_The problem_:
All of the data must be printed exactly; please include every line.

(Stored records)
::::
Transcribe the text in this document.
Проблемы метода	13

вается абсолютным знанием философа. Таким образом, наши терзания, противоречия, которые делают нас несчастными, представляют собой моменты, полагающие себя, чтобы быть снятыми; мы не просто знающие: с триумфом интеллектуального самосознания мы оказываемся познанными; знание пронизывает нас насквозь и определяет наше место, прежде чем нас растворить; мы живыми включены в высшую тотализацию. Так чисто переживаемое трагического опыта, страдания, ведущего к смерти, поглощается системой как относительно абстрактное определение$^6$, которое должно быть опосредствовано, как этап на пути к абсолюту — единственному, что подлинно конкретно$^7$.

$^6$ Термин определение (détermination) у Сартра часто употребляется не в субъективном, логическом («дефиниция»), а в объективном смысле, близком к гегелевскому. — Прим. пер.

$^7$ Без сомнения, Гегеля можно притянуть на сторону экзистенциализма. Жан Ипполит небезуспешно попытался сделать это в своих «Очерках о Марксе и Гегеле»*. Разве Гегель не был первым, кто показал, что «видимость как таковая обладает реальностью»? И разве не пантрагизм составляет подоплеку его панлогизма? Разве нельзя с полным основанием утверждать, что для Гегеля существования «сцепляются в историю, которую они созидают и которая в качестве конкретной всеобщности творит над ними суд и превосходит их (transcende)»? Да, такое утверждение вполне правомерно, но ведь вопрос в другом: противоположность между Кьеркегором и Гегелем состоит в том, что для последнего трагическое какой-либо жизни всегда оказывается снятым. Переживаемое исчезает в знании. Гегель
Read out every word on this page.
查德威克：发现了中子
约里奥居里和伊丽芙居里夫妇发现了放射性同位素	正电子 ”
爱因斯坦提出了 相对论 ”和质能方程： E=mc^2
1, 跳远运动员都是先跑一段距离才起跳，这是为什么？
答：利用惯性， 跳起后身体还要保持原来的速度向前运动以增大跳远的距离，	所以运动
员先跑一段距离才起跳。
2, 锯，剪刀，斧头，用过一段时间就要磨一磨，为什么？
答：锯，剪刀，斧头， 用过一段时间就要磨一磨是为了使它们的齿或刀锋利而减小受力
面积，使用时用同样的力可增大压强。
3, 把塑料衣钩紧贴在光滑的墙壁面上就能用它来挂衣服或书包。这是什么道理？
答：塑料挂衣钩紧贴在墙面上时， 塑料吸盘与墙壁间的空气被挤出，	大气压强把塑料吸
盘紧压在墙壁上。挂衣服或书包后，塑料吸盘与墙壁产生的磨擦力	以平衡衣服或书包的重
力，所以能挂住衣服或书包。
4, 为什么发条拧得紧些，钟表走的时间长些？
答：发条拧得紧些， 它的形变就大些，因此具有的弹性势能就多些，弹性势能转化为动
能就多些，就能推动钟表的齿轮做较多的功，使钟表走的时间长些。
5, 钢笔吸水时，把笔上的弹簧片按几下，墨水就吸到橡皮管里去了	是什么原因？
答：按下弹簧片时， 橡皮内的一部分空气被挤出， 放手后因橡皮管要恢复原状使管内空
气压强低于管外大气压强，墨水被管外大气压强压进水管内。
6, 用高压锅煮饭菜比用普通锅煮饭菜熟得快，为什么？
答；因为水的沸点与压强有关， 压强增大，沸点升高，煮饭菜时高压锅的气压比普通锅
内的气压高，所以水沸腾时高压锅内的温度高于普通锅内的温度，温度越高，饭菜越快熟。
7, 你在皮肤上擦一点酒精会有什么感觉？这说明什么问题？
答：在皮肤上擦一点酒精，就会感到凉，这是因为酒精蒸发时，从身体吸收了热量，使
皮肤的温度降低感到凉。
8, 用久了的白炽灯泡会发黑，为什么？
::::
_Answer to the task_:
Transcribe the text in this document.
Проблемы метода	13

вается абсолютным знанием философа. Таким образом, наши терзания, противоречия, которые делают нас несчастными, представляют собой моменты, полагающие себя, чтобы быть снятыми; мы не просто знающие: с триумфом интеллектуального самосознания мы оказываемся познанными; знание пронизывает нас насквозь и определяет наше место, прежде чем нас растворить; мы живыми включены в высшую тотализацию. Так чисто переживаемое трагического опыта, страдания, ведущего к смерти, поглощается системой как относительно абстрактное определение$^6$, которое должно быть опосредствовано, как этап на пути к абсолюту — единственному, что подлинно конкретно$^7$.

$^6$ Термин определение (détermination) у Сартра часто употребляется не в субъективном, логическом («дефиниция»), а в объективном смысле, близком к гегелевскому. — Прим. пер.

$^7$ Без сомнения, Гегеля можно притянуть на сторону экзистенциализма. Жан Ипполит небезуспешно попытался сделать это в своих «Очерках о Марксе и Гегеле»*. Разве Гегель не был первым, кто показал, что «видимость как таковая обладает реальностью»? И разве не пантрагизм составляет подоплеку его панлогизма? Разве нельзя с полным основанием утверждать, что для Гегеля существования «сцепляются в историю, которую они созидают и которая в качестве конкретной всеобщности творит над ними суд и превосходит их (transcende)»? Да, такое утверждение вполне правомерно, но ведь вопрос в другом: противоположность между Кьеркегором и Гегелем состоит в том, что для последнего трагическое какой-либо жизни всегда оказывается снятым. Переживаемое исчезает в знании. Гегель
Read out every word on this page.
查德威克：发现了中子
约里奥居里和伊丽芙居里夫妇发现了放射性同位素	正电子 ”
爱因斯坦提出了 相对论 ”和质能方程： E=mc^2
1, 跳远运动员都是先跑一段距离才起跳，这是为什么？
答：利用惯性， 跳起后身体还要保持原来的速度向前运动以增大跳远的距离，	所以运动
员先跑一段距离才起跳。
2, 锯，剪刀，斧头，用过一段时间就要磨一磨，为什么？
答：锯，剪刀，斧头， 用过一段时间就要磨一磨是为了使它们的齿或刀锋利而减小受力
面积，使用时用同样的力可增大压强。
3, 把塑料衣钩紧贴在光滑的墙壁面上就能用它来挂衣服或书包。这是什么道理？
答：塑料挂衣钩紧贴在墙面上时， 塑料吸盘与墙壁间的空气被挤出，	大气压强把塑料吸
盘紧压在墙壁上。挂衣服或书包后，塑料吸盘与墙壁产生的磨擦力	以平衡衣服或书包的重
力，所以能挂住衣服或书包。
4, 为什么发条拧得紧些，钟表走的时间长些？
答：发条拧得紧些， 它的形变就大些，因此具有的弹性势能就多些，弹性势能转化为动
能就多些，就能推动钟表的齿轮做较多的功，使钟表走的时间长些。
5, 钢笔吸水时，把笔上的弹簧片按几下，墨水就吸到橡皮管里去了	是什么原因？
答：按下弹簧片时， 橡皮内的一部分空气被挤出， 放手后因橡皮管要恢复原状使管内空
气压强低于管外大气压强，墨水被管外大气压强压进水管内。
6, 用高压锅煮饭菜比用普通锅煮饭菜熟得快，为什么？
答；因为水的沸点与压强有关， 压强增大，沸点升高，煮饭菜时高压锅的气压比普通锅
内的气压高，所以水沸腾时高压锅内的温度高于普通锅内的温度，温度越高，饭菜越快熟。
7, 你在皮肤上擦一点酒精会有什么感觉？这说明什么问题？
答：在皮肤上擦一点酒精，就会感到凉，这是因为酒精蒸发时，从身体吸收了热量，使
皮肤的温度降低感到凉。
8, 用久了的白炽灯泡会发黑，为什么？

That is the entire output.